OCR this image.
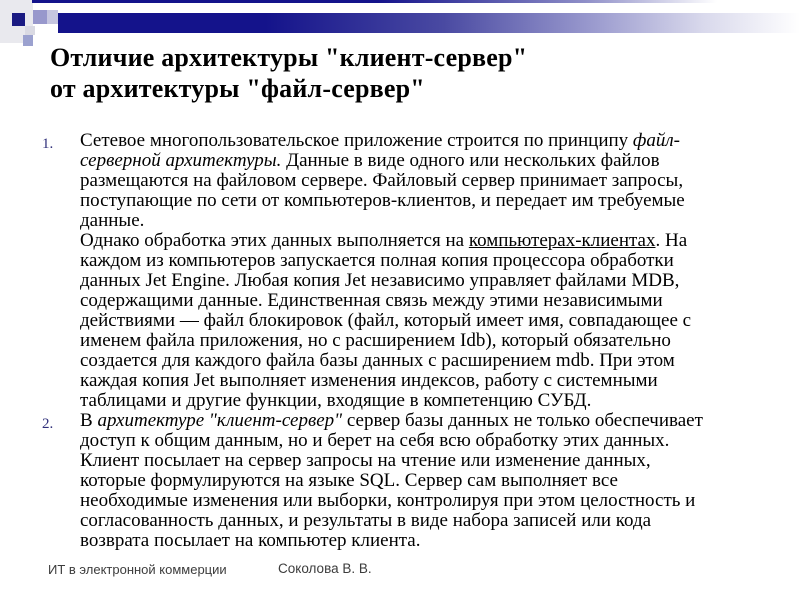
Отличие архитектуры "клиент-сервер"
от архитектуры "файл-сервер"
1.	Сетевое многопользовательское приложение строится по принципу файл-
серверной архитектуры. Данные в виде одного или нескольких файлов
размещаются на файловом сервере. Файловый сервер принимает запросы,
поступающие по сети от компьютеров-клиентов, и передает им требуемые
данные.
Однако обработка этих данных выполняется на компьютерах-клиентах. На
каждом из компьютеров запускается полная копия процессора обработки
данных Jet Engine. Любая копия Jet независимо управляет файлами MDB,
содержащими данные. Единственная связь между этими независимыми
действиями — файл блокировок (файл, который имеет имя, совпадающее с
именем файла приложения, но с расширением Idb), который обязательно
создается для каждого файла базы данных с расширением mdb. При этом
каждая копия Jet выполняет изменения индексов, работу с системными
таблицами и другие функции, входящие в компетенцию СУБД.
2.	В архитектуре "клиент-сервер" сервер базы данных не только обеспечивает
доступ к общим данным, но и берет на себя всю обработку этих данных.
Клиент посылает на сервер запросы на чтение или изменение данных,
которые формулируются на языке SQL. Сервер сам выполняет все
необходимые изменения или выборки, контролируя при этом целостность и
согласованность данных, и результаты в виде набора записей или кода
возврата посылает на компьютер клиента.
ИТ в электронной коммерции	Соколова В. В.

Required task ▸ Give only the number of lines in the entries above that contain the string "компьютеров".

Answer below ▸ 2